— BEGIN —

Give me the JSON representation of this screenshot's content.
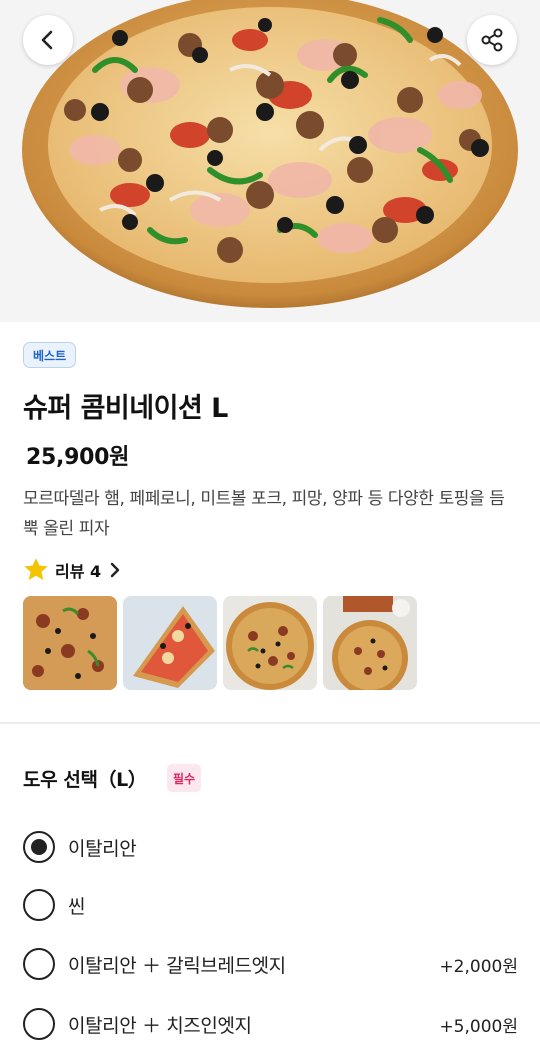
{
  "product": {
    "badge": "베스트",
    "name": "슈퍼 콤비네이션 L",
    "price": "25,900원",
    "description": "모르따델라 햄, 페페로니, 미트볼 포크, 피망, 양파 등 다양한 토핑을 듬뿍 올린 피자"
  },
  "review": {
    "label": "리뷰 4",
    "icon": "star-icon",
    "star_color": "#f5c400"
  },
  "toolbar": {
    "back_icon": "chevron-left-icon",
    "share_icon": "share-icon"
  },
  "dough": {
    "title": "도우 선택（L）",
    "required_label": "필수",
    "options": [
      {
        "label": "이탈리안",
        "price": "",
        "selected": true
      },
      {
        "label": "씬",
        "price": "",
        "selected": false
      },
      {
        "label": "이탈리안 ＋ 갈릭브레드엣지",
        "price": "+2,000원",
        "selected": false
      },
      {
        "label": "이탈리안 ＋ 치즈인엣지",
        "price": "+5,000원",
        "selected": false
      }
    ]
  },
  "colors": {
    "badge_text": "#1f63c9",
    "required_text": "#e0245e",
    "crust": "#c98a3c"
  }
}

— END —

What you will do - Pick out the lines that have the word "price". Copy them all.

Completed task -
    "price": "25,900원",
        "price": "",
        "price": "",
        "price": "+2,000원",
        "price": "+5,000원",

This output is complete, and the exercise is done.